[Extracted data entries]

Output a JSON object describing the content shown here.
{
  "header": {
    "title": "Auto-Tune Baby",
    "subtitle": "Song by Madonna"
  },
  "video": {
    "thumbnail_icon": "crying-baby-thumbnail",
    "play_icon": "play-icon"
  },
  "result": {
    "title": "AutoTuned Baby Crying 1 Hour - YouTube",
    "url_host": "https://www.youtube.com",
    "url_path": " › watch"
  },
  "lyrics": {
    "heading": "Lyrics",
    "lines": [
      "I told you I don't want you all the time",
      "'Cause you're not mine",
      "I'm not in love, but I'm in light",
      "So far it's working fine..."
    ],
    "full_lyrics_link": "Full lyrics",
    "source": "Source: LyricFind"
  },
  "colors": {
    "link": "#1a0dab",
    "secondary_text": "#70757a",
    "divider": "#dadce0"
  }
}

* [WRITTEN REQUEST] Every line of the data above should be copied exactly.

* [EXERCISE RESPONSE]
Output a JSON object describing the content shown here.
{
  "header": {
    "title": "Auto-Tune Baby",
    "subtitle": "Song by Madonna"
  },
  "video": {
    "thumbnail_icon": "crying-baby-thumbnail",
    "play_icon": "play-icon"
  },
  "result": {
    "title": "AutoTuned Baby Crying 1 Hour - YouTube",
    "url_host": "https://www.youtube.com",
    "url_path": " › watch"
  },
  "lyrics": {
    "heading": "Lyrics",
    "lines": [
      "I told you I don't want you all the time",
      "'Cause you're not mine",
      "I'm not in love, but I'm in light",
      "So far it's working fine..."
    ],
    "full_lyrics_link": "Full lyrics",
    "source": "Source: LyricFind"
  },
  "colors": {
    "link": "#1a0dab",
    "secondary_text": "#70757a",
    "divider": "#dadce0"
  }
}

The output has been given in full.